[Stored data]
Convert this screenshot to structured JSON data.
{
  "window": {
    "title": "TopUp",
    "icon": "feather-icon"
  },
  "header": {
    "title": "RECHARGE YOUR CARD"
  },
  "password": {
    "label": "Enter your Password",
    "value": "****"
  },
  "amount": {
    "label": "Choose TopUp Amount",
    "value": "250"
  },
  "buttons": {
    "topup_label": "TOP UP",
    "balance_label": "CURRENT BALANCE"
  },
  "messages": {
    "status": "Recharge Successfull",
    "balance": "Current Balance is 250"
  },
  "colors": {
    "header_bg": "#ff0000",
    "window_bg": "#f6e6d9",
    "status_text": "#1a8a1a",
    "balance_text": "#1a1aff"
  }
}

CHALLENGE: Every record above should be output exactly.

EXERCISE ANSWER:
Convert this screenshot to structured JSON data.
{
  "window": {
    "title": "TopUp",
    "icon": "feather-icon"
  },
  "header": {
    "title": "RECHARGE YOUR CARD"
  },
  "password": {
    "label": "Enter your Password",
    "value": "****"
  },
  "amount": {
    "label": "Choose TopUp Amount",
    "value": "250"
  },
  "buttons": {
    "topup_label": "TOP UP",
    "balance_label": "CURRENT BALANCE"
  },
  "messages": {
    "status": "Recharge Successfull",
    "balance": "Current Balance is 250"
  },
  "colors": {
    "header_bg": "#ff0000",
    "window_bg": "#f6e6d9",
    "status_text": "#1a8a1a",
    "balance_text": "#1a1aff"
  }
}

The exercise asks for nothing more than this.